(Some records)
──────────

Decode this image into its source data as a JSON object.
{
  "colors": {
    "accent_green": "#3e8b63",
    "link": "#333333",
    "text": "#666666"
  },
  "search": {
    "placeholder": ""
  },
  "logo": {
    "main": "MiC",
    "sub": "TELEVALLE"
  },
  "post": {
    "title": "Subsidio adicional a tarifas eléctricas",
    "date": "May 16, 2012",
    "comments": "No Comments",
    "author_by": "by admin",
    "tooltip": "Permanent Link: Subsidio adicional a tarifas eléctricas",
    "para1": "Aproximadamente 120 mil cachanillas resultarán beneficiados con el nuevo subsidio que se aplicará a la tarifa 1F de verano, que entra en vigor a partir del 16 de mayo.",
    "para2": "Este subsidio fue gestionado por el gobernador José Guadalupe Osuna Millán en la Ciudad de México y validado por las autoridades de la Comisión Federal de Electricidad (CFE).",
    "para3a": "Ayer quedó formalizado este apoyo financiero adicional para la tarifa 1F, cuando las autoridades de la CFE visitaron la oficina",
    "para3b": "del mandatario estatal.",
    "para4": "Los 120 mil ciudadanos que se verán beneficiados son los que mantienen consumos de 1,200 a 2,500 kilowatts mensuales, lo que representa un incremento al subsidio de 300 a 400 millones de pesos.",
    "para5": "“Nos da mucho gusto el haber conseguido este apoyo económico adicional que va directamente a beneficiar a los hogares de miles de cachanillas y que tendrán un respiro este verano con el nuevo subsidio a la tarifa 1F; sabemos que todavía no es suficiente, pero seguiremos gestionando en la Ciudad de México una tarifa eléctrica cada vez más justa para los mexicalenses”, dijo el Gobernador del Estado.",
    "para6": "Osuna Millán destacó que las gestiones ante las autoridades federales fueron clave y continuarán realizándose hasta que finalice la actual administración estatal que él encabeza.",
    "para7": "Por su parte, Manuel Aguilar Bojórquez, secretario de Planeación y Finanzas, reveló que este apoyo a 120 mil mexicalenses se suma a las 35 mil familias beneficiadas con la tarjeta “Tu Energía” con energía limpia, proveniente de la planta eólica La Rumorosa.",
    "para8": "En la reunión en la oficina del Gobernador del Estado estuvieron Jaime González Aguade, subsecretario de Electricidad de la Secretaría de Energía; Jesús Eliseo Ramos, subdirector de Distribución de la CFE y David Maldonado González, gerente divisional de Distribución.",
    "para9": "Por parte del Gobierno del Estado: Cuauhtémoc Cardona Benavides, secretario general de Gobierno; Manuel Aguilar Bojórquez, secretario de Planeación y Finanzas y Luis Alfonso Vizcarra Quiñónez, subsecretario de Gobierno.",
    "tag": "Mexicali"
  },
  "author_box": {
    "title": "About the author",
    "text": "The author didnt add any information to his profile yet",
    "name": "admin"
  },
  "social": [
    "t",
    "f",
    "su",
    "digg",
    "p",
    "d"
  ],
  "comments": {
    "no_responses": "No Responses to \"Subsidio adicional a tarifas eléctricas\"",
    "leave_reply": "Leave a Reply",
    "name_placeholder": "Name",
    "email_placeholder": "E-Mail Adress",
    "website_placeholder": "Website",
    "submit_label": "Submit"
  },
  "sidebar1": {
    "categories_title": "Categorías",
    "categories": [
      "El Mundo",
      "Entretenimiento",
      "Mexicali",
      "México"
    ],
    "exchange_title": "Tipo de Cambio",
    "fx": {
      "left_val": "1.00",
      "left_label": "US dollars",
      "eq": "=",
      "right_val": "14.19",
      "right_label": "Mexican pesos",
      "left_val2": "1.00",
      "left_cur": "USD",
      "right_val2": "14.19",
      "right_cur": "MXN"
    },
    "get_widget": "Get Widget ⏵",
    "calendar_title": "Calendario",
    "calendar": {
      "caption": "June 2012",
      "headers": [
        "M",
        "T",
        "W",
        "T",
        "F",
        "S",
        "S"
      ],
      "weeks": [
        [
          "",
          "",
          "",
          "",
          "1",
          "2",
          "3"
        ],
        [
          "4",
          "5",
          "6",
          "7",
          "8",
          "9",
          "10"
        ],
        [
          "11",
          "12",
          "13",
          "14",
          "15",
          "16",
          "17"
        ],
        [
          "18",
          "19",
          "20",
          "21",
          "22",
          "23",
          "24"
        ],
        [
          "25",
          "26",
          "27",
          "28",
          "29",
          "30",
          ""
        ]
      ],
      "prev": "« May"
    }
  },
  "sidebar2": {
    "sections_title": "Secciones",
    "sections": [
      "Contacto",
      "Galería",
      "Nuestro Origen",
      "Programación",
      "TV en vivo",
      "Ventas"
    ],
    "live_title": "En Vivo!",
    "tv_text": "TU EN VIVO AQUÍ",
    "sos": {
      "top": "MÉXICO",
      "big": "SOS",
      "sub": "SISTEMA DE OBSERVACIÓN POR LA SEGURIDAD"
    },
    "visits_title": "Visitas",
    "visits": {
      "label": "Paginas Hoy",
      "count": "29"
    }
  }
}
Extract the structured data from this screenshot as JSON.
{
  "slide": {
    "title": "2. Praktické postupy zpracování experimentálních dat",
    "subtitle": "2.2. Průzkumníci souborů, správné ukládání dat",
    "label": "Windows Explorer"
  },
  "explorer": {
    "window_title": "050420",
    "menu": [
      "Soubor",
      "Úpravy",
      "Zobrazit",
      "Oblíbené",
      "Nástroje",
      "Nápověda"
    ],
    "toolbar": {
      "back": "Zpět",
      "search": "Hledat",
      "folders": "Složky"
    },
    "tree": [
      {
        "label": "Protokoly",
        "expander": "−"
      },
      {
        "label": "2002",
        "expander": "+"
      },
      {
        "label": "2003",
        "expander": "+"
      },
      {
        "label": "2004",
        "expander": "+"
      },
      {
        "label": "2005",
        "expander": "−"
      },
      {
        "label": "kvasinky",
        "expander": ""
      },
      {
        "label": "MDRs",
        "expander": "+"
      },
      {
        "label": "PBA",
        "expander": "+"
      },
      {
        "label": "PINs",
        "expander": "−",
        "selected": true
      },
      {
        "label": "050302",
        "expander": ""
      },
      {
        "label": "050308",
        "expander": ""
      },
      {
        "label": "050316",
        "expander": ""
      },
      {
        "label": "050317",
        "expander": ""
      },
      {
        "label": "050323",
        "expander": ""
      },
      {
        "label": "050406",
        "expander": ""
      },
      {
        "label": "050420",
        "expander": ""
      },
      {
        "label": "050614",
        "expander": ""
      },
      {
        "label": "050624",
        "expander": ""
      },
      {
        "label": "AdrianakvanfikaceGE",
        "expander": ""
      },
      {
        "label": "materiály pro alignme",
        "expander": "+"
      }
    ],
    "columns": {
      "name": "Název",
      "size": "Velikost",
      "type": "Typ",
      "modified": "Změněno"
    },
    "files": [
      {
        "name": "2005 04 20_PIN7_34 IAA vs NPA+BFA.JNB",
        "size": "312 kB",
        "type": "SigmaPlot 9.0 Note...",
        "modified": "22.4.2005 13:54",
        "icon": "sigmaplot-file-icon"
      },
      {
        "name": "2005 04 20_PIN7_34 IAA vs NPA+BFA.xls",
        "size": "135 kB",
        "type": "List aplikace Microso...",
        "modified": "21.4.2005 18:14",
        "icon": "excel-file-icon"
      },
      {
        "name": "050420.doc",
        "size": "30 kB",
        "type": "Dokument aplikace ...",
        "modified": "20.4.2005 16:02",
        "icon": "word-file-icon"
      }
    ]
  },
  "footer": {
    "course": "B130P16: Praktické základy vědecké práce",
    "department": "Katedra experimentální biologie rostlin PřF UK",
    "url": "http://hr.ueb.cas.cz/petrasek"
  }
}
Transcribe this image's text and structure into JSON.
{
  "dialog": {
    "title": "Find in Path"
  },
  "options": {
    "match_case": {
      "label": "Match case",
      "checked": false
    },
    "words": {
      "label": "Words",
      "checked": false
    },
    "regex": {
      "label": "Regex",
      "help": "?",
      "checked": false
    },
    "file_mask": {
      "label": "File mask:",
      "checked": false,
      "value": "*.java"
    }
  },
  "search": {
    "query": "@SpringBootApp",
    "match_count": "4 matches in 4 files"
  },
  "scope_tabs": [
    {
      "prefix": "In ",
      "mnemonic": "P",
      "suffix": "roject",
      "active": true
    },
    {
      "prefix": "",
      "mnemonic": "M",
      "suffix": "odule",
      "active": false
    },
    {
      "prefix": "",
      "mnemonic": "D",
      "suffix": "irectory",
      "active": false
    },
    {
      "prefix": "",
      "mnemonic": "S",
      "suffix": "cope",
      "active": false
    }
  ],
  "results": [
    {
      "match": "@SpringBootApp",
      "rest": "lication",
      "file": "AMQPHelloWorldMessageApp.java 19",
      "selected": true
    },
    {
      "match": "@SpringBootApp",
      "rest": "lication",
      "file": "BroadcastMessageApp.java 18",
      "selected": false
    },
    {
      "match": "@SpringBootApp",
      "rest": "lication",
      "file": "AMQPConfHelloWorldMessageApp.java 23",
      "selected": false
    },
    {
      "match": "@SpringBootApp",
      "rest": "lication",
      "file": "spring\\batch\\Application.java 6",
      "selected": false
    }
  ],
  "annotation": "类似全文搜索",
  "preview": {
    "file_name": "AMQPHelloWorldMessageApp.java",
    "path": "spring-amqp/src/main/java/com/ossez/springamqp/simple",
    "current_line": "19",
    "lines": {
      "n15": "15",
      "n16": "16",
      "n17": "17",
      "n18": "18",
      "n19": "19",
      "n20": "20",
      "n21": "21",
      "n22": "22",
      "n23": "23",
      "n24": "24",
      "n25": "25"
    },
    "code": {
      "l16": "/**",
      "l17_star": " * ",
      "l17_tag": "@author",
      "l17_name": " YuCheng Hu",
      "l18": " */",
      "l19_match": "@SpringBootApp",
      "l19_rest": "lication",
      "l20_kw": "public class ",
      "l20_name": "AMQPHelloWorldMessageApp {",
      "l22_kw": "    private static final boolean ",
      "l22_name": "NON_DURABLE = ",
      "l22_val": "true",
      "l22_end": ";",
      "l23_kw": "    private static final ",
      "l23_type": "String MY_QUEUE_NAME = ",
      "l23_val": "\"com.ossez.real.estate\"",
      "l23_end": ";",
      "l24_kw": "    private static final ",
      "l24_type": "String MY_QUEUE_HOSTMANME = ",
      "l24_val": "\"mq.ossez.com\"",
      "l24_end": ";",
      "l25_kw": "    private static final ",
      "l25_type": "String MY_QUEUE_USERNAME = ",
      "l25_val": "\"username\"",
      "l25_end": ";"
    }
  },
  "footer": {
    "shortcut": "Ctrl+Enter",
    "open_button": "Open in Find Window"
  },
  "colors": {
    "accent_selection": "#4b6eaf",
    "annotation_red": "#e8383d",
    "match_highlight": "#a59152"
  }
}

──────────

## Written instruction
For each line of the entries that includes "Aguilar", show that line.

## Answer
    "para7": "Por su parte, Manuel Aguilar Bojórquez, secretario de Planeación y Finanzas, reveló que este apoyo a 120 mil mexicalenses se suma a las 35 mil familias beneficiadas con la tarjeta “Tu Energía” con energía limpia, proveniente de la planta eólica La Rumorosa.",
    "para9": "Por parte del Gobierno del Estado: Cuauhtémoc Cardona Benavides, secretario general de Gobierno; Manuel Aguilar Bojórquez, secretario de Planeación y Finanzas y Luis Alfonso Vizcarra Quiñónez, subsecretario de Gobierno.",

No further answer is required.